Texto fornecido:

════════════════

1- Tal como referi no post de abertura, trata-se de um ambiente novo para mim. Como tal, levei algum tempo para conseguir entender as suas potencialidades.
2- Decidi nele publicar os apontamentos que fiz da leitura de alguns artigos científicos que mais marcaram o meu percurso nesta UC. Os artigos estão todos identificados com as respectivas referências bibliográficas e os apontamentos são completados, no final, com um comentário pessoal sobre a sua relevância ou sobre alguma reflexão que me tivessem suscitado. Em muitos dos apontamentos fui registando, pelo meio, comentários que me pareceram pertinentes.
3- Fiz uma reflexão sobre o percurso de cada uma das actividades, focando alguns aspectos essenciais sobre as temáticas em estudo, o desenvolvimento da actividade e a minha participação.
4- Disponibilizei no espaço ‘Gogos, conchas e pérolas’ os recursos que mais enriqueceram o meu percurso.
5- Senti a necessidade de dar um sentido de unidade ao webfólio (que não exclusivamente o conteúdo da investigação educacional). Neste sentido, tentei estruturá-lo e organizá-lo tendo em conta o seu título ‘Das Fontes ao Mar’. Também os pequenos apontamentos poéticos servem, por um lado, para contribuir para essa unidade e, por outro, para funcionarem como ‘pequenas ilhas’ dentro do mar dos conteúdos da investigação educacional.

════════════════

[Anotações de elementos de paginação]
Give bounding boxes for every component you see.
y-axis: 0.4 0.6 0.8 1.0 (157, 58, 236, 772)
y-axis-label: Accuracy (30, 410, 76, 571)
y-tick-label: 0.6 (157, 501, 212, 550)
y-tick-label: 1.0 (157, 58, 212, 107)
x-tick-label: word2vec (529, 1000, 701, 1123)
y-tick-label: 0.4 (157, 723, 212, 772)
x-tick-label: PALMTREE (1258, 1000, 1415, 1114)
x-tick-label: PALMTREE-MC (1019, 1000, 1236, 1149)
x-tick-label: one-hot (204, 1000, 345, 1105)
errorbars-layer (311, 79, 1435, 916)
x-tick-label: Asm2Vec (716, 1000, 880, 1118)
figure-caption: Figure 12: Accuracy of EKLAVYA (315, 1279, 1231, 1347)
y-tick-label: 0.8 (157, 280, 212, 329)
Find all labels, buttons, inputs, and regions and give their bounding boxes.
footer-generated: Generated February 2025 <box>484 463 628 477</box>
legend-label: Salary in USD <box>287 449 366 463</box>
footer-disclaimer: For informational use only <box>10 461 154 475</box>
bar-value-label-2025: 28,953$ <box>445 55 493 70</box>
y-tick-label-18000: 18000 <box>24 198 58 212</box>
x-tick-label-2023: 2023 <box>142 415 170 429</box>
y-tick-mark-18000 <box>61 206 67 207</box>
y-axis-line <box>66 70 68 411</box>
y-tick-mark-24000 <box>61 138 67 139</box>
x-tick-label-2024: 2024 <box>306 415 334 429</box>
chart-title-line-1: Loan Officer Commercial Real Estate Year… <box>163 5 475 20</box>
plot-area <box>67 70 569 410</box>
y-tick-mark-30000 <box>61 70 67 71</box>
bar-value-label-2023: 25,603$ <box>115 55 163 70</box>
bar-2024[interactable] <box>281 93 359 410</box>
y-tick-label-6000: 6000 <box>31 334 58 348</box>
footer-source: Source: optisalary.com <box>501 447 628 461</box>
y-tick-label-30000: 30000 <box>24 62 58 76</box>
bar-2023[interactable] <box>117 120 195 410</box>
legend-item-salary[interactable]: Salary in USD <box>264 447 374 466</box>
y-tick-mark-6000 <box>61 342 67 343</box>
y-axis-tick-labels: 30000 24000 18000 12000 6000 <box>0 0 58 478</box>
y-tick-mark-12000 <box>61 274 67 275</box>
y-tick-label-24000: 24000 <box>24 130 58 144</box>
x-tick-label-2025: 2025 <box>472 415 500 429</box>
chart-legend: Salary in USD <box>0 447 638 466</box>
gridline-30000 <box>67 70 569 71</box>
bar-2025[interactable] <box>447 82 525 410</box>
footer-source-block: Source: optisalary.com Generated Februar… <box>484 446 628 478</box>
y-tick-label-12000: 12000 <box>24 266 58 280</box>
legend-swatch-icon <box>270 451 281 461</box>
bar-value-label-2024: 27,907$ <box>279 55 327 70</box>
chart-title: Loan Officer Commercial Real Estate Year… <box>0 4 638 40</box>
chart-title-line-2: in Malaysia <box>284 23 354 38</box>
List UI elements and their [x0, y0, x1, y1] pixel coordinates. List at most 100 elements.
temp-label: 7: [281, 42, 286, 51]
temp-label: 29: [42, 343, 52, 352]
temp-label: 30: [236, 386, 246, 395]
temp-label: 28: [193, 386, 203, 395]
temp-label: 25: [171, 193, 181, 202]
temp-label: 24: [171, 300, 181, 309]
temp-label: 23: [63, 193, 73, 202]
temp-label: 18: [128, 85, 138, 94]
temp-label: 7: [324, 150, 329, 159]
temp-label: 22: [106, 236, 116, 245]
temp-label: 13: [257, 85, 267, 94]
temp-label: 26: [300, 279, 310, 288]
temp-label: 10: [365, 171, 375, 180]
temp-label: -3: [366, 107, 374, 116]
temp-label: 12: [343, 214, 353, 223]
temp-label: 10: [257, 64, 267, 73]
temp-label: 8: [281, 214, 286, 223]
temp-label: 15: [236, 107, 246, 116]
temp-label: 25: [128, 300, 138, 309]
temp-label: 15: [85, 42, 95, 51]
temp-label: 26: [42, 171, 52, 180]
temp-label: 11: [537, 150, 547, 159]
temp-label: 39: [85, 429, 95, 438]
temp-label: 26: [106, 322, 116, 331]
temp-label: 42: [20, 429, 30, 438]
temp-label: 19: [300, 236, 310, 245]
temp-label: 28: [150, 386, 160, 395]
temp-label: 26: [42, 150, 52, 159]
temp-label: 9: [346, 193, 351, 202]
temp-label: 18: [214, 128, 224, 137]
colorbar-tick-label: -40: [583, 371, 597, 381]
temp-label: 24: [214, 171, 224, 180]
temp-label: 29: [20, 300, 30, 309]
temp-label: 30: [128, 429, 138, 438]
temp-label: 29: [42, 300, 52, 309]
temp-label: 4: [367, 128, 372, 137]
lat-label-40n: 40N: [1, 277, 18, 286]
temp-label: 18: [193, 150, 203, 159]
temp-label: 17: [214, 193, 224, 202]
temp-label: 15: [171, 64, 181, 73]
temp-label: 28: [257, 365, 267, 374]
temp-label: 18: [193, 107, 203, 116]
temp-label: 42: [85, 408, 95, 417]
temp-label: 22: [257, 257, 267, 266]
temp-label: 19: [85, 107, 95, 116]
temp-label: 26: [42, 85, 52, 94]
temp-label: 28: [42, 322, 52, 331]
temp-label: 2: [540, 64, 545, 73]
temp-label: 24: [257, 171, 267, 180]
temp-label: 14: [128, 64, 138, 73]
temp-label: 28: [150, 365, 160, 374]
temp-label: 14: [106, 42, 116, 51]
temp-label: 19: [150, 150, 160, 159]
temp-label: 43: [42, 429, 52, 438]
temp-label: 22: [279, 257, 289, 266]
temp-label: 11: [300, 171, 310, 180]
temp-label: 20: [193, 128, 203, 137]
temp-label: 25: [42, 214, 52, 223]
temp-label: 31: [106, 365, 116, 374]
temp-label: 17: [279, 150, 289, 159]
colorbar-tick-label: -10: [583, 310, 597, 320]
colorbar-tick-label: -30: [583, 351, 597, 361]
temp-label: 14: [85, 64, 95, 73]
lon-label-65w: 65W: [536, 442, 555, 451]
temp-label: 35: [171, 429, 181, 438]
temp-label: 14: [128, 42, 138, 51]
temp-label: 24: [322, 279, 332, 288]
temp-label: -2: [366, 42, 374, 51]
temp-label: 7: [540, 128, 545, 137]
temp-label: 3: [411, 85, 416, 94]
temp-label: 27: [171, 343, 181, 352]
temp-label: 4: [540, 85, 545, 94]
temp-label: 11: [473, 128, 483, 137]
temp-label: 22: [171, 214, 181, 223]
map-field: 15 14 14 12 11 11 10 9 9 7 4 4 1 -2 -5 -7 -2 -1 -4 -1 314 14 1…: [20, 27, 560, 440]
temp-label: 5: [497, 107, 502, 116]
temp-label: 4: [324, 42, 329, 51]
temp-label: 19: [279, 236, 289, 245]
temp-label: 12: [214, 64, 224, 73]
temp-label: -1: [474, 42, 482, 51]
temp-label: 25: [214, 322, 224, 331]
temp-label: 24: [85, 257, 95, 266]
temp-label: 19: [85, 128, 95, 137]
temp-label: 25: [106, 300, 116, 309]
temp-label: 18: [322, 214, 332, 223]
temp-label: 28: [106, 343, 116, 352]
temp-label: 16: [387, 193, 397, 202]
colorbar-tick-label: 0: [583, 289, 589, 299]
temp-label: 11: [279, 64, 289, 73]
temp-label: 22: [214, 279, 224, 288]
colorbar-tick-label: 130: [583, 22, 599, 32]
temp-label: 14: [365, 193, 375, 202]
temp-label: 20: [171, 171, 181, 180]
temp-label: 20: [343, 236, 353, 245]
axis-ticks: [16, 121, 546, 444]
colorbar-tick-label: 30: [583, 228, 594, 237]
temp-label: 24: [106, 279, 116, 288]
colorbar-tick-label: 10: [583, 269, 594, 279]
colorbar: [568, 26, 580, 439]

════════════════

A realizar:
a) Transcreva do texto sobre o webfólio o trecho que vai desde "2- Decidi nele" até "o meu percurso.", inclusive.
b) De acordo com o texto sobre o webfólio, que título serviu de referência para estruturar e organizar o webfólio?

Respostas:
a)
2- Decidi nele publicar os apontamentos que fiz da leitura de alguns artigos científicos que mais marcaram o meu percurso nesta UC. Os artigos estão todos identificados com as respectivas referências bibliográficas e os apontamentos são completados, no final, com um comentário pessoal sobre a sua relevância ou sobre alguma reflexão que me tivessem suscitado. Em muitos dos apontamentos fui registando, pelo meio, comentários que me pareceram pertinentes.
3- Fiz uma reflexão sobre o percurso de cada uma das actividades, focando alguns aspectos essenciais sobre as temáticas em estudo, o desenvolvimento da actividade e a minha participação.
4- Disponibilizei no espaço ‘Gogos, conchas e pérolas’ os recursos que mais enriqueceram o meu percurso.

b) O título 'Das Fontes ao Mar'.